[Stored items from a collection]
-- START --

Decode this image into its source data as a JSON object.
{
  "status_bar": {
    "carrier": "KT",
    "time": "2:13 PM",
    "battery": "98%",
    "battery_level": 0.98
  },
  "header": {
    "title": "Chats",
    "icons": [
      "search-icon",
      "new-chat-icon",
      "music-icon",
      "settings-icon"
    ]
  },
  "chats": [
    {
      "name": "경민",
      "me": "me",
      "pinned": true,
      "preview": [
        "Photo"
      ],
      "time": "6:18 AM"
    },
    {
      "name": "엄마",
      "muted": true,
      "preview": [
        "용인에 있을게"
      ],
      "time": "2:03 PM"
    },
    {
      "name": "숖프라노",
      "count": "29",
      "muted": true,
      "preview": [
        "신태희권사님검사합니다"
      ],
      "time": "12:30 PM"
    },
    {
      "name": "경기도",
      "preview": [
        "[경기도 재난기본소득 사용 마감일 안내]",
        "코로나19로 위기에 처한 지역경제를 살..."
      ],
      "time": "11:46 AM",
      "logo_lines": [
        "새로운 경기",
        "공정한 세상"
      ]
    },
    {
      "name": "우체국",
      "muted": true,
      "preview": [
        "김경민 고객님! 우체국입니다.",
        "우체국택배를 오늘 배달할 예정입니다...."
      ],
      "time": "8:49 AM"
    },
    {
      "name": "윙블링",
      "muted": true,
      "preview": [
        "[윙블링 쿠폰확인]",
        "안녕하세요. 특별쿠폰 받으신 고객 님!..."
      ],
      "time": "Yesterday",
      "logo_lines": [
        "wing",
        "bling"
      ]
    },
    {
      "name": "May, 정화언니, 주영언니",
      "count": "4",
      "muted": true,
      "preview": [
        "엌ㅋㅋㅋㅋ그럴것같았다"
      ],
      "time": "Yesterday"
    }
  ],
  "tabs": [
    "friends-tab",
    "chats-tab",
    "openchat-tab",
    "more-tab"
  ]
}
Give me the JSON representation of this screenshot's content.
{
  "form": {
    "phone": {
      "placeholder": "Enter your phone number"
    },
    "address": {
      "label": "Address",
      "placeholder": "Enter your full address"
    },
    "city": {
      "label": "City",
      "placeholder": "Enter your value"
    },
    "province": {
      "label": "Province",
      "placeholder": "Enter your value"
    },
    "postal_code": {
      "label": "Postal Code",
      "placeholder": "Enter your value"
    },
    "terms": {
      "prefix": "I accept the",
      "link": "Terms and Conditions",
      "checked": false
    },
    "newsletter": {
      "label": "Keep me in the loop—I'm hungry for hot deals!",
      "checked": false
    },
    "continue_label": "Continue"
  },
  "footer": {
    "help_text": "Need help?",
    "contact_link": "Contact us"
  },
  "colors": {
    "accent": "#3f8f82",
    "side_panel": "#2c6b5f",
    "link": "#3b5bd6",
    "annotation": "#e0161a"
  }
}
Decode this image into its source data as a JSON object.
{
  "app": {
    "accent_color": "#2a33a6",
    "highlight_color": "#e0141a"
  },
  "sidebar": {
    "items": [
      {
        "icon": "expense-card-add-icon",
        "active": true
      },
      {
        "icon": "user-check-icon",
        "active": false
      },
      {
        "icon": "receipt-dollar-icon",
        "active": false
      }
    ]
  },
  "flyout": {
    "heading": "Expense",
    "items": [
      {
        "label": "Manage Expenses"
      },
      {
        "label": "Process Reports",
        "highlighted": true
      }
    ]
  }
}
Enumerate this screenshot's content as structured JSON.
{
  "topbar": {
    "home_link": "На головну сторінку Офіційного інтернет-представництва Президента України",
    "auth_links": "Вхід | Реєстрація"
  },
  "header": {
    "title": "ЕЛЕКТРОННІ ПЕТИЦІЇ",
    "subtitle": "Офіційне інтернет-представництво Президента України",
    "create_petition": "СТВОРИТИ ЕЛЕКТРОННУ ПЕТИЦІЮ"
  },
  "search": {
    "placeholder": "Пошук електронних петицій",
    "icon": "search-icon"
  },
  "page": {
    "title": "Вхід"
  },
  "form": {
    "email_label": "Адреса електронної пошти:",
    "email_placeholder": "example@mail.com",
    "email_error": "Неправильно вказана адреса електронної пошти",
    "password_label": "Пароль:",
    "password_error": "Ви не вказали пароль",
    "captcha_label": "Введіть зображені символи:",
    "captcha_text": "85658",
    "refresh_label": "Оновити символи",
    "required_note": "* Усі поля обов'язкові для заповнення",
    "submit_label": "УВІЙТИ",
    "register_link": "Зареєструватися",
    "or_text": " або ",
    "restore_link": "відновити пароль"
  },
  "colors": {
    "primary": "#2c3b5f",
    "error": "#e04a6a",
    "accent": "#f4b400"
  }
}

-- END --

For the listing above, identify each line bearing "phone".

- ANSWER IN FULL:
    "phone": {
      "placeholder": "Enter your phone number"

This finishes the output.